**EXERCISE INSTRUCTIONS:** Find the lines holding "speed" and copy them.

======== PROVIDED DATA

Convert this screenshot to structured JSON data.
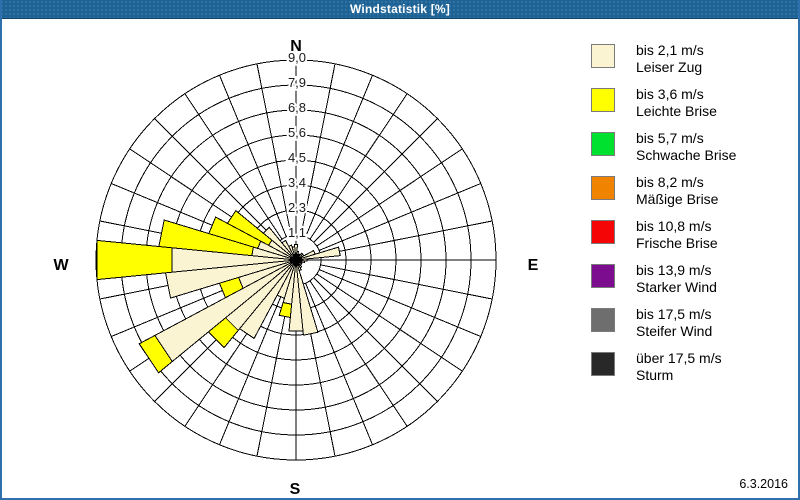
{
  "window": {
    "title": "Windstatistik [%]",
    "date": "6.3.2016"
  },
  "colors": {
    "title_bar": "#1d6396",
    "frame": "#2f6fae",
    "grid": "#000000",
    "background": "#ffffff"
  },
  "compass": {
    "n": "N",
    "e": "E",
    "s": "S",
    "w": "W"
  },
  "legend": {
    "items": [
      {
        "speed": "bis 2,1 m/s",
        "name": "Leiser Zug",
        "color": "#fbf4d2",
        "texture": null
      },
      {
        "speed": "bis 3,6 m/s",
        "name": "Leichte Brise",
        "color": "#ffff00",
        "texture": null
      },
      {
        "speed": "bis 5,7 m/s",
        "name": "Schwache Brise",
        "color": "#00e02e",
        "texture": null
      },
      {
        "speed": "bis 8,2 m/s",
        "name": "Mäßige Brise",
        "color": "#f08400",
        "texture": null
      },
      {
        "speed": "bis 10,8 m/s",
        "name": "Frische Brise",
        "color": "#f50505",
        "texture": null
      },
      {
        "speed": "bis 13,9 m/s",
        "name": "Starker Wind",
        "color": "#7d0d8f",
        "texture": "dark"
      },
      {
        "speed": "bis 17,5 m/s",
        "name": "Steifer Wind",
        "color": "#6e6e6e",
        "texture": "dark"
      },
      {
        "speed": "über 17,5 m/s",
        "name": "Sturm",
        "color": "#282828",
        "texture": "light"
      }
    ]
  },
  "chart_data": {
    "type": "bar",
    "subtype": "wind-rose-polar-stacked",
    "title": "Windstatistik [%]",
    "units": "%",
    "max_value": 9.0,
    "ring_values": [
      1.125,
      2.25,
      3.375,
      4.5,
      5.625,
      6.75,
      7.875,
      9.0
    ],
    "ring_labels": [
      "1,1",
      "2,3",
      "3,4",
      "4,5",
      "5,6",
      "6,8",
      "7,9",
      "9,0"
    ],
    "sectors": 32,
    "sector_width_deg": 11.25,
    "series": [
      {
        "name": "bis 2,1 m/s Leiser Zug",
        "color": "#fbf4d2"
      },
      {
        "name": "bis 3,6 m/s Leichte Brise",
        "color": "#ffff00"
      }
    ],
    "bars": [
      {
        "dir": 0.0,
        "values": [
          0.7,
          0.7
        ]
      },
      {
        "dir": 11.25,
        "values": [
          0.4,
          0.4
        ]
      },
      {
        "dir": 22.5,
        "values": [
          0.3,
          0.3
        ]
      },
      {
        "dir": 33.75,
        "values": [
          0.3,
          0.3
        ]
      },
      {
        "dir": 45.0,
        "values": [
          0.4,
          0.4
        ]
      },
      {
        "dir": 56.25,
        "values": [
          0.4,
          0.4
        ]
      },
      {
        "dir": 67.5,
        "values": [
          0.9,
          0.9
        ]
      },
      {
        "dir": 78.75,
        "values": [
          2.0,
          2.0
        ]
      },
      {
        "dir": 90.0,
        "values": [
          0.5,
          0.5
        ]
      },
      {
        "dir": 101.25,
        "values": [
          0.4,
          0.4
        ]
      },
      {
        "dir": 112.5,
        "values": [
          0.3,
          0.3
        ]
      },
      {
        "dir": 123.75,
        "values": [
          0.3,
          0.3
        ]
      },
      {
        "dir": 135.0,
        "values": [
          0.3,
          0.3
        ]
      },
      {
        "dir": 146.25,
        "values": [
          0.4,
          0.4
        ]
      },
      {
        "dir": 157.5,
        "values": [
          0.5,
          0.5
        ]
      },
      {
        "dir": 168.75,
        "values": [
          3.4,
          3.4
        ]
      },
      {
        "dir": 180.0,
        "values": [
          3.2,
          3.2
        ]
      },
      {
        "dir": 191.25,
        "values": [
          2.0,
          2.6
        ]
      },
      {
        "dir": 202.5,
        "values": [
          1.8,
          1.8
        ]
      },
      {
        "dir": 213.75,
        "values": [
          4.0,
          4.0
        ]
      },
      {
        "dir": 225.0,
        "values": [
          4.1,
          5.1
        ]
      },
      {
        "dir": 236.25,
        "values": [
          7.2,
          8.0
        ]
      },
      {
        "dir": 247.5,
        "values": [
          2.7,
          3.6
        ]
      },
      {
        "dir": 258.75,
        "values": [
          5.9,
          5.9
        ]
      },
      {
        "dir": 270.0,
        "values": [
          5.6,
          9.0
        ]
      },
      {
        "dir": 281.25,
        "values": [
          2.0,
          6.2
        ]
      },
      {
        "dir": 292.5,
        "values": [
          1.8,
          4.1
        ]
      },
      {
        "dir": 303.75,
        "values": [
          1.4,
          3.5
        ]
      },
      {
        "dir": 315.0,
        "values": [
          1.9,
          1.9
        ]
      },
      {
        "dir": 326.25,
        "values": [
          1.0,
          1.0
        ]
      },
      {
        "dir": 337.5,
        "values": [
          0.7,
          0.7
        ]
      },
      {
        "dir": 348.75,
        "values": [
          0.6,
          0.6
        ]
      }
    ]
  }
}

================

**COMPLETED EXERCISE:**
        "speed": "bis 2,1 m/s",
        "speed": "bis 3,6 m/s",
        "speed": "bis 5,7 m/s",
        "speed": "bis 8,2 m/s",
        "speed": "bis 10,8 m/s",
        "speed": "bis 13,9 m/s",
        "speed": "bis 17,5 m/s",
        "speed": "über 17,5 m/s",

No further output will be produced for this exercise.